Stored data:
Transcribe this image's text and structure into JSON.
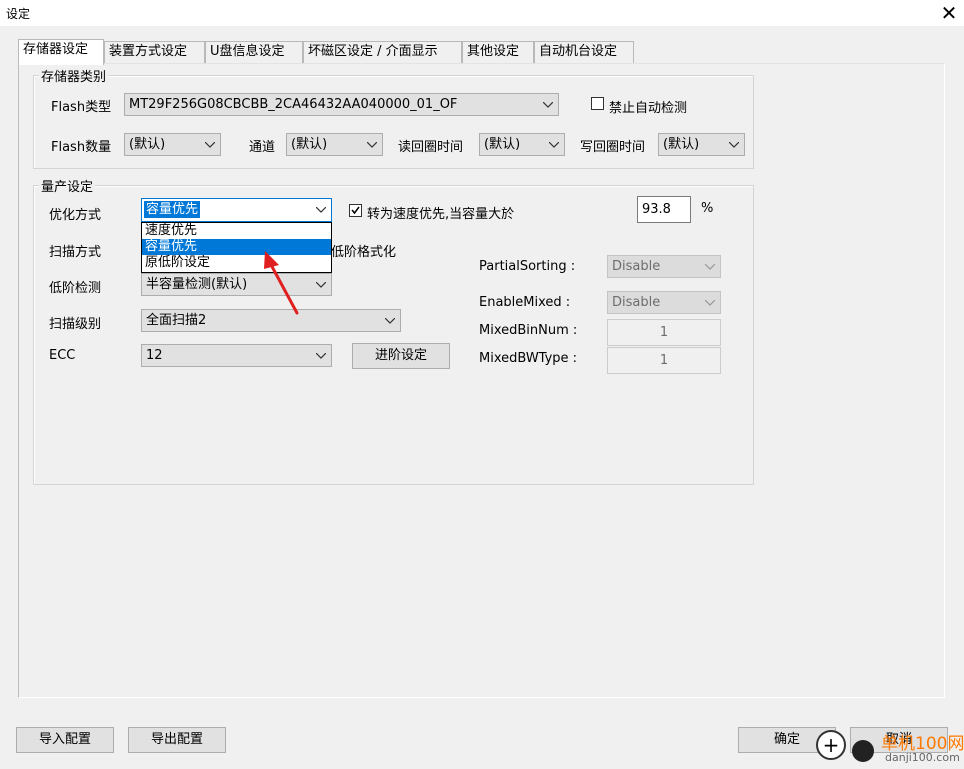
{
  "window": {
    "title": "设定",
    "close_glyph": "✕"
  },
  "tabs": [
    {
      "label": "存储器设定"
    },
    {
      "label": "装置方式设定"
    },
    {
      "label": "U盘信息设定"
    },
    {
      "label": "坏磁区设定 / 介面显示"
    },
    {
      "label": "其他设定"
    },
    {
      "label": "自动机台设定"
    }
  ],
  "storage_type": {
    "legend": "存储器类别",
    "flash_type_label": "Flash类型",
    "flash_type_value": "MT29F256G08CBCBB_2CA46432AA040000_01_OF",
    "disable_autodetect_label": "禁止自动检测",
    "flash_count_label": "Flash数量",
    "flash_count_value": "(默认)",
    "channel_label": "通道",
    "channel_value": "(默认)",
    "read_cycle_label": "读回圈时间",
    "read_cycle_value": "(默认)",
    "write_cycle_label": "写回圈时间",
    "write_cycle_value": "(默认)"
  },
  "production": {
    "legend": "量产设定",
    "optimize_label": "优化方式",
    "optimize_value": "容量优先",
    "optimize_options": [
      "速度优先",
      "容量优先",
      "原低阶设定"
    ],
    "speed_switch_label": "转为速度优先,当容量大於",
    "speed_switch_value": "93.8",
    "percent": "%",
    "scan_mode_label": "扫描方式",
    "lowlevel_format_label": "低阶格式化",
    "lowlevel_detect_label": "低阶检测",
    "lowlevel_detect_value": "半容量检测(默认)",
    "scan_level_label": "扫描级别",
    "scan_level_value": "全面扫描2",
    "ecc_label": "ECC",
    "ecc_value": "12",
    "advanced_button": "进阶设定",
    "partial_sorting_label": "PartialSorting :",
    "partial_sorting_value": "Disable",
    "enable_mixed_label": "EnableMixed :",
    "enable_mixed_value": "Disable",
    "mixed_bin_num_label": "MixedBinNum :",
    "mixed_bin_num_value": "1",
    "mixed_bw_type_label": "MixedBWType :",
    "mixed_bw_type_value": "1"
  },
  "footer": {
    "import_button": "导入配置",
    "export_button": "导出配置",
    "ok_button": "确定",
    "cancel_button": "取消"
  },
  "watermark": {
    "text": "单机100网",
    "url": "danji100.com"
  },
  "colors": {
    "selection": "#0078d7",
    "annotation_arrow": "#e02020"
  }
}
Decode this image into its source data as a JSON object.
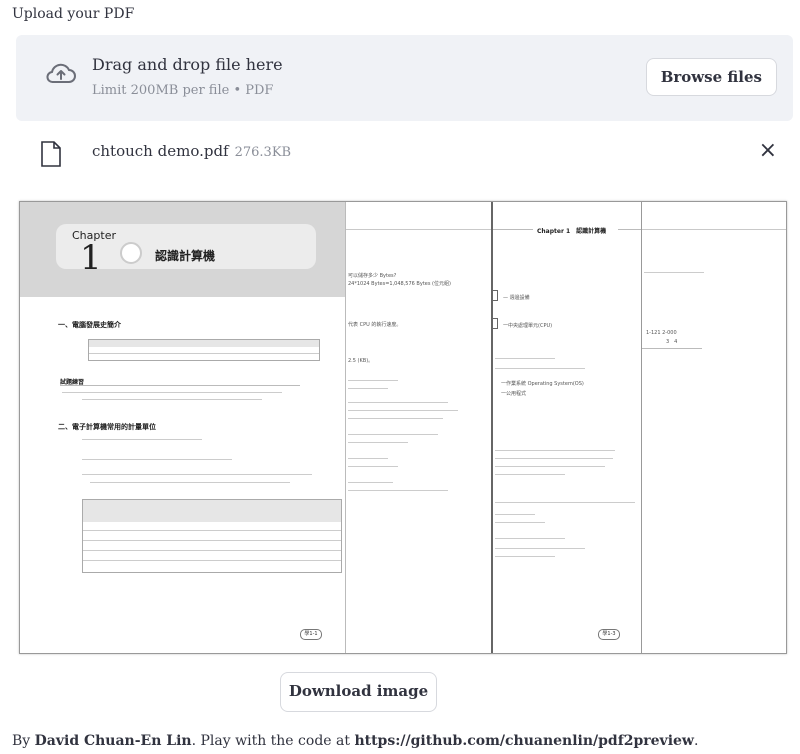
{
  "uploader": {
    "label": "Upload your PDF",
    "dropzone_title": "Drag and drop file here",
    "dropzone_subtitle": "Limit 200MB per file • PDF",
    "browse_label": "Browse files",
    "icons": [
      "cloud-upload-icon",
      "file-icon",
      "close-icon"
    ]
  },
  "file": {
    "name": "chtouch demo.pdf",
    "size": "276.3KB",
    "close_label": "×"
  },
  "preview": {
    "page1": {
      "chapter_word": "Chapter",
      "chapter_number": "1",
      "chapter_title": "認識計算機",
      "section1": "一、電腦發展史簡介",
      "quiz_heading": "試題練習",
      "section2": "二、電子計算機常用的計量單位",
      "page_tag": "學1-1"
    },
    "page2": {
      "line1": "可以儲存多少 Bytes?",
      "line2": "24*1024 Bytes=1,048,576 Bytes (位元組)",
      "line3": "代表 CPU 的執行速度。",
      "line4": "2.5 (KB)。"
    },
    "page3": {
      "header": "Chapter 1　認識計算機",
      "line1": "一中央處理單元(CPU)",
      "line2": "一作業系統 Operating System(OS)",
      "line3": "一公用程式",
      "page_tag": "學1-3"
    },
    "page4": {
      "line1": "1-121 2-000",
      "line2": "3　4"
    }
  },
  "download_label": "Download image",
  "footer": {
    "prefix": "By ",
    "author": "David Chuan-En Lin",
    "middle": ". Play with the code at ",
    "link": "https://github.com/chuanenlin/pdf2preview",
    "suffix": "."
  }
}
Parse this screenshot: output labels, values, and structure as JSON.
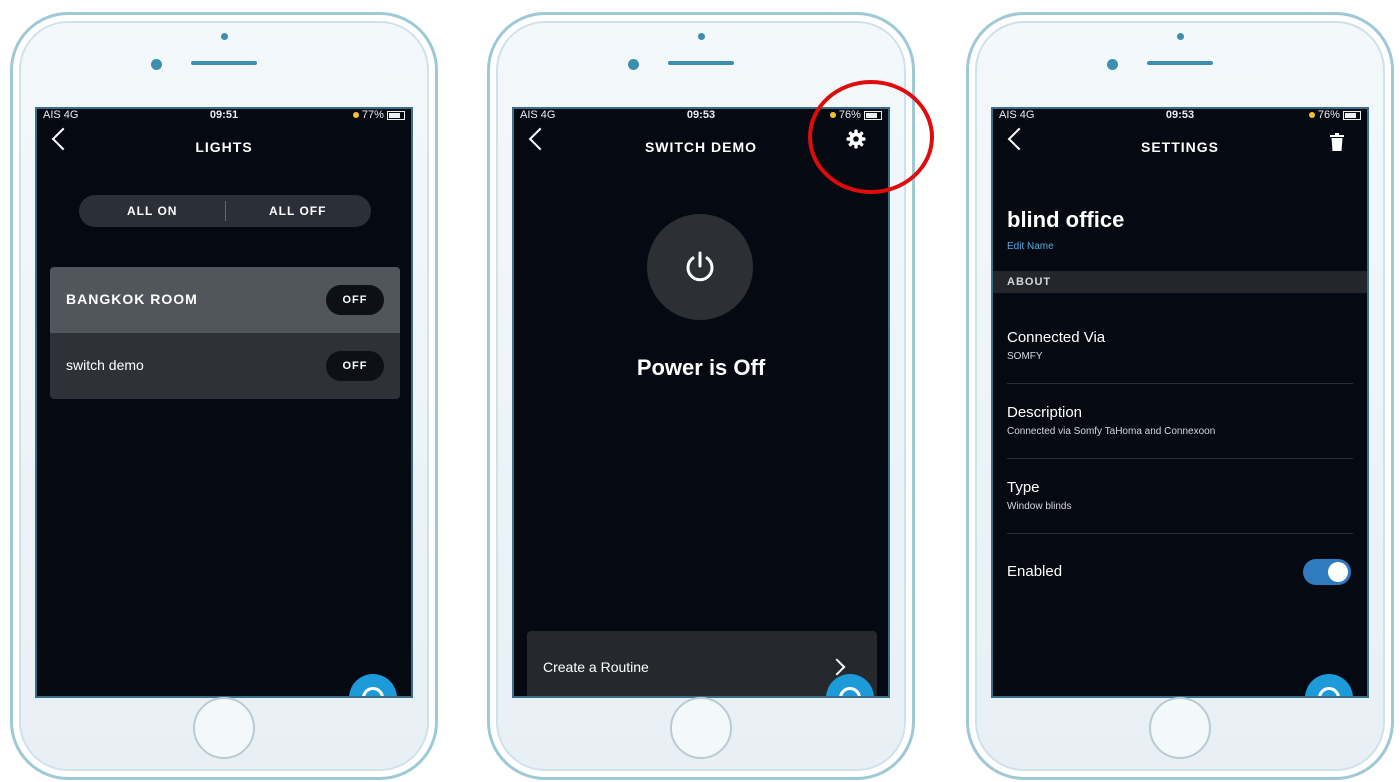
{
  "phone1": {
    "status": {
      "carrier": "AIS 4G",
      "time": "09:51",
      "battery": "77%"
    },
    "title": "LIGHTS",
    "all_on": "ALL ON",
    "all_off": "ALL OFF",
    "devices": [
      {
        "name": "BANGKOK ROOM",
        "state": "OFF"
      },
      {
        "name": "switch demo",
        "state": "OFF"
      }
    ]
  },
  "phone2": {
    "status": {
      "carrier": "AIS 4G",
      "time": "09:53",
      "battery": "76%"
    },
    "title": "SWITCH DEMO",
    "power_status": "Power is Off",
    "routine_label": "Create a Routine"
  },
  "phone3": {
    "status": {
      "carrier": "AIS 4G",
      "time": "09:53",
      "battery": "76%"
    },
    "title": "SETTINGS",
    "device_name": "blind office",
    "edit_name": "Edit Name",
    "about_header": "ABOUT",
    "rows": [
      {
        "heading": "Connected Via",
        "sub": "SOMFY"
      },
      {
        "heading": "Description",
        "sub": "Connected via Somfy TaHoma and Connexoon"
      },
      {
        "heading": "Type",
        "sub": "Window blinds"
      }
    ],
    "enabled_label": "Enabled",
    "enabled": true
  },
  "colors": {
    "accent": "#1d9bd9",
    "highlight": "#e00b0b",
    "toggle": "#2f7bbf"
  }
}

## What you should do:
Leave out the pictures and repeat everything else in the records exactly.

## Result of the exercise:
Transcribe this image's text and structure into JSON.
{
  "window": {
    "title": "设定",
    "close_glyph": "✕"
  },
  "tabs": [
    {
      "label": "存储器设定"
    },
    {
      "label": "装置方式设定"
    },
    {
      "label": "U盘信息设定"
    },
    {
      "label": "坏磁区设定 / 介面显示"
    },
    {
      "label": "其他设定"
    },
    {
      "label": "自动机台设定"
    }
  ],
  "storage_type": {
    "legend": "存储器类别",
    "flash_type_label": "Flash类型",
    "flash_type_value": "MT29F256G08CBCBB_2CA46432AA040000_01_OF",
    "disable_autodetect_label": "禁止自动检测",
    "flash_count_label": "Flash数量",
    "flash_count_value": "(默认)",
    "channel_label": "通道",
    "channel_value": "(默认)",
    "read_cycle_label": "读回圈时间",
    "read_cycle_value": "(默认)",
    "write_cycle_label": "写回圈时间",
    "write_cycle_value": "(默认)"
  },
  "production": {
    "legend": "量产设定",
    "optimize_label": "优化方式",
    "optimize_value": "容量优先",
    "optimize_options": [
      "速度优先",
      "容量优先",
      "原低阶设定"
    ],
    "speed_switch_label": "转为速度优先,当容量大於",
    "speed_switch_value": "93.8",
    "percent": "%",
    "scan_mode_label": "扫描方式",
    "lowlevel_format_label": "低阶格式化",
    "lowlevel_detect_label": "低阶检测",
    "lowlevel_detect_value": "半容量检测(默认)",
    "scan_level_label": "扫描级别",
    "scan_level_value": "全面扫描2",
    "ecc_label": "ECC",
    "ecc_value": "12",
    "advanced_button": "进阶设定",
    "partial_sorting_label": "PartialSorting :",
    "partial_sorting_value": "Disable",
    "enable_mixed_label": "EnableMixed :",
    "enable_mixed_value": "Disable",
    "mixed_bin_num_label": "MixedBinNum :",
    "mixed_bin_num_value": "1",
    "mixed_bw_type_label": "MixedBWType :",
    "mixed_bw_type_value": "1"
  },
  "footer": {
    "import_button": "导入配置",
    "export_button": "导出配置",
    "ok_button": "确定",
    "cancel_button": "取消"
  },
  "watermark": {
    "text": "单机100网",
    "url": "danji100.com"
  },
  "colors": {
    "selection": "#0078d7",
    "annotation_arrow": "#e02020"
  }
}
Decode this image into its source data as a JSON object.
{
  "uploader": {
    "label": "Upload your PDF",
    "dropzone_title": "Drag and drop file here",
    "dropzone_subtitle": "Limit 200MB per file • PDF",
    "browse_label": "Browse files",
    "icons": [
      "cloud-upload-icon",
      "file-icon",
      "close-icon"
    ]
  },
  "file": {
    "name": "chtouch demo.pdf",
    "size": "276.3KB",
    "close_label": "×"
  },
  "preview": {
    "page1": {
      "chapter_word": "Chapter",
      "chapter_number": "1",
      "chapter_title": "認識計算機",
      "section1": "一、電腦發展史簡介",
      "quiz_heading": "試題練習",
      "section2": "二、電子計算機常用的計量單位",
      "page_tag": "學1-1"
    },
    "page2": {
      "line1": "可以儲存多少 Bytes?",
      "line2": "24*1024 Bytes=1,048,576 Bytes (位元組)",
      "line3": "代表 CPU 的執行速度。",
      "line4": "2.5 (KB)。"
    },
    "page3": {
      "header": "Chapter 1　認識計算機",
      "line1": "一中央處理單元(CPU)",
      "line2": "一作業系統 Operating System(OS)",
      "line3": "一公用程式",
      "page_tag": "學1-3"
    },
    "page4": {
      "line1": "1-121 2-000",
      "line2": "3　4"
    }
  },
  "download_label": "Download image",
  "footer": {
    "prefix": "By ",
    "author": "David Chuan-En Lin",
    "middle": ". Play with the code at ",
    "link": "https://github.com/chuanenlin/pdf2preview",
    "suffix": "."
  }
}
Parse this screenshot: output labels, values, and structure as JSON.
{
  "phone1": {
    "status": {
      "carrier": "AIS 4G",
      "time": "09:51",
      "battery": "77%"
    },
    "title": "LIGHTS",
    "all_on": "ALL ON",
    "all_off": "ALL OFF",
    "devices": [
      {
        "name": "BANGKOK ROOM",
        "state": "OFF"
      },
      {
        "name": "switch demo",
        "state": "OFF"
      }
    ]
  },
  "phone2": {
    "status": {
      "carrier": "AIS 4G",
      "time": "09:53",
      "battery": "76%"
    },
    "title": "SWITCH DEMO",
    "power_status": "Power is Off",
    "routine_label": "Create a Routine"
  },
  "phone3": {
    "status": {
      "carrier": "AIS 4G",
      "time": "09:53",
      "battery": "76%"
    },
    "title": "SETTINGS",
    "device_name": "blind office",
    "edit_name": "Edit Name",
    "about_header": "ABOUT",
    "rows": [
      {
        "heading": "Connected Via",
        "sub": "SOMFY"
      },
      {
        "heading": "Description",
        "sub": "Connected via Somfy TaHoma and Connexoon"
      },
      {
        "heading": "Type",
        "sub": "Window blinds"
      }
    ],
    "enabled_label": "Enabled",
    "enabled": true
  },
  "colors": {
    "accent": "#1d9bd9",
    "highlight": "#e00b0b",
    "toggle": "#2f7bbf"
  }
}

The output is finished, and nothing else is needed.